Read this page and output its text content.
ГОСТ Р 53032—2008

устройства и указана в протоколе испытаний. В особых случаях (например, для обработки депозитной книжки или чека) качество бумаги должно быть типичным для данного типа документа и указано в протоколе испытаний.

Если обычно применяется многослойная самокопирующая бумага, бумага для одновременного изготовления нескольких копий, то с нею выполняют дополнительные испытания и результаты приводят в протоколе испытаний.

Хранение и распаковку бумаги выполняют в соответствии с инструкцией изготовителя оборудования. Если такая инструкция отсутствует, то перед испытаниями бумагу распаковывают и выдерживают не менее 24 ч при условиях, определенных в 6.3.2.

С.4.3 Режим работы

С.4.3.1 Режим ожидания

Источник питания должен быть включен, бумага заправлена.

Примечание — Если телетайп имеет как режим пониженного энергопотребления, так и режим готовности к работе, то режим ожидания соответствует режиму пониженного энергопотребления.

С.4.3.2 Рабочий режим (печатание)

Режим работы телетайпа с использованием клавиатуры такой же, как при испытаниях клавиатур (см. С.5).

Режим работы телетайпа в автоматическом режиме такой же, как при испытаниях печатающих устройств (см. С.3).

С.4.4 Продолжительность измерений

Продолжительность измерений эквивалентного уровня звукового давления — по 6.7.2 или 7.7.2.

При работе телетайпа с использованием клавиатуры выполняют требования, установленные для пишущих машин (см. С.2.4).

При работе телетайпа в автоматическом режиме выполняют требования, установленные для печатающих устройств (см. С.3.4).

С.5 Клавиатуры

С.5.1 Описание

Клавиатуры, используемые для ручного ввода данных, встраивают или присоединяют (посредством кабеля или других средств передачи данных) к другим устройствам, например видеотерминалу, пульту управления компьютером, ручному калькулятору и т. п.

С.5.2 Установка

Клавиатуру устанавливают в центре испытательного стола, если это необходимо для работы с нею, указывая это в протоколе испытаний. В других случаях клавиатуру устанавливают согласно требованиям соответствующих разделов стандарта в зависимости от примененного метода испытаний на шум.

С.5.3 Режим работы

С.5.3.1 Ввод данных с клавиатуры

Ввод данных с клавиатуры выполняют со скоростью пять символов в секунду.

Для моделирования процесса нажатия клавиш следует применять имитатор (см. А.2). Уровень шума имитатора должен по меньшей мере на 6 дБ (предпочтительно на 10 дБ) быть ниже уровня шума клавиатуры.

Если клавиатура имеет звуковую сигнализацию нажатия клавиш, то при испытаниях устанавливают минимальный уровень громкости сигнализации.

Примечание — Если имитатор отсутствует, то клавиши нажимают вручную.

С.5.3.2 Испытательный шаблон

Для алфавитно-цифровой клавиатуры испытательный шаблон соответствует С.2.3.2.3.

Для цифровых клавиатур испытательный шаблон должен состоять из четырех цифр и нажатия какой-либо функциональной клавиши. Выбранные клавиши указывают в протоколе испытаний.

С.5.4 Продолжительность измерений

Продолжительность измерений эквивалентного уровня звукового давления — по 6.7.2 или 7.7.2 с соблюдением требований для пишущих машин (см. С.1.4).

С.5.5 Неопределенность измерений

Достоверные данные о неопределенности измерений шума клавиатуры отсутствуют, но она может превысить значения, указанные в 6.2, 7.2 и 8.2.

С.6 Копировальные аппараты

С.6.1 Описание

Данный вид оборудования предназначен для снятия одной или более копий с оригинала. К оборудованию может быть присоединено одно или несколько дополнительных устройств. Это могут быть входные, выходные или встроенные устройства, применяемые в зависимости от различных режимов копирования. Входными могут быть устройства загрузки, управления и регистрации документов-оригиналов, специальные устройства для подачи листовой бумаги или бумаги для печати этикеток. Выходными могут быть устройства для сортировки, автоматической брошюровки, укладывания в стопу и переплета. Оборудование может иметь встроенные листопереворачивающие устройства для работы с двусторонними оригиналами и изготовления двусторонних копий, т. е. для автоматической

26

______________________________

▶ _What the task requires_: Go through the records and print each one exactly.

▶ _Reply to the exercise_:
Read this page and output its text content.
ГОСТ Р 53032—2008

устройства и указана в протоколе испытаний. В особых случаях (например, для обработки депозитной книжки или чека) качество бумаги должно быть типичным для данного типа документа и указано в протоколе испытаний.

Если обычно применяется многослойная самокопирующая бумага, бумага для одновременного изготовления нескольких копий, то с нею выполняют дополнительные испытания и результаты приводят в протоколе испытаний.

Хранение и распаковку бумаги выполняют в соответствии с инструкцией изготовителя оборудования. Если такая инструкция отсутствует, то перед испытаниями бумагу распаковывают и выдерживают не менее 24 ч при условиях, определенных в 6.3.2.

С.4.3 Режим работы

С.4.3.1 Режим ожидания

Источник питания должен быть включен, бумага заправлена.

Примечание — Если телетайп имеет как режим пониженного энергопотребления, так и режим готовности к работе, то режим ожидания соответствует режиму пониженного энергопотребления.

С.4.3.2 Рабочий режим (печатание)

Режим работы телетайпа с использованием клавиатуры такой же, как при испытаниях клавиатур (см. С.5).

Режим работы телетайпа в автоматическом режиме такой же, как при испытаниях печатающих устройств (см. С.3).

С.4.4 Продолжительность измерений

Продолжительность измерений эквивалентного уровня звукового давления — по 6.7.2 или 7.7.2.

При работе телетайпа с использованием клавиатуры выполняют требования, установленные для пишущих машин (см. С.2.4).

При работе телетайпа в автоматическом режиме выполняют требования, установленные для печатающих устройств (см. С.3.4).

С.5 Клавиатуры

С.5.1 Описание

Клавиатуры, используемые для ручного ввода данных, встраивают или присоединяют (посредством кабеля или других средств передачи данных) к другим устройствам, например видеотерминалу, пульту управления компьютером, ручному калькулятору и т. п.

С.5.2 Установка

Клавиатуру устанавливают в центре испытательного стола, если это необходимо для работы с нею, указывая это в протоколе испытаний. В других случаях клавиатуру устанавливают согласно требованиям соответствующих разделов стандарта в зависимости от примененного метода испытаний на шум.

С.5.3 Режим работы

С.5.3.1 Ввод данных с клавиатуры

Ввод данных с клавиатуры выполняют со скоростью пять символов в секунду.

Для моделирования процесса нажатия клавиш следует применять имитатор (см. А.2). Уровень шума имитатора должен по меньшей мере на 6 дБ (предпочтительно на 10 дБ) быть ниже уровня шума клавиатуры.

Если клавиатура имеет звуковую сигнализацию нажатия клавиш, то при испытаниях устанавливают минимальный уровень громкости сигнализации.

Примечание — Если имитатор отсутствует, то клавиши нажимают вручную.

С.5.3.2 Испытательный шаблон

Для алфавитно-цифровой клавиатуры испытательный шаблон соответствует С.2.3.2.3.

Для цифровых клавиатур испытательный шаблон должен состоять из четырех цифр и нажатия какой-либо функциональной клавиши. Выбранные клавиши указывают в протоколе испытаний.

С.5.4 Продолжительность измерений

Продолжительность измерений эквивалентного уровня звукового давления — по 6.7.2 или 7.7.2 с соблюдением требований для пишущих машин (см. С.1.4).

С.5.5 Неопределенность измерений

Достоверные данные о неопределенности измерений шума клавиатуры отсутствуют, но она может превысить значения, указанные в 6.2, 7.2 и 8.2.

С.6 Копировальные аппараты

С.6.1 Описание

Данный вид оборудования предназначен для снятия одной или более копий с оригинала. К оборудованию может быть присоединено одно или несколько дополнительных устройств. Это могут быть входные, выходные или встроенные устройства, применяемые в зависимости от различных режимов копирования. Входными могут быть устройства загрузки, управления и регистрации документов-оригиналов, специальные устройства для подачи листовой бумаги или бумаги для печати этикеток. Выходными могут быть устройства для сортировки, автоматической брошюровки, укладывания в стопу и переплета. Оборудование может иметь встроенные листопереворачивающие устройства для работы с двусторонними оригиналами и изготовления двусторонних копий, т. е. для автоматической

26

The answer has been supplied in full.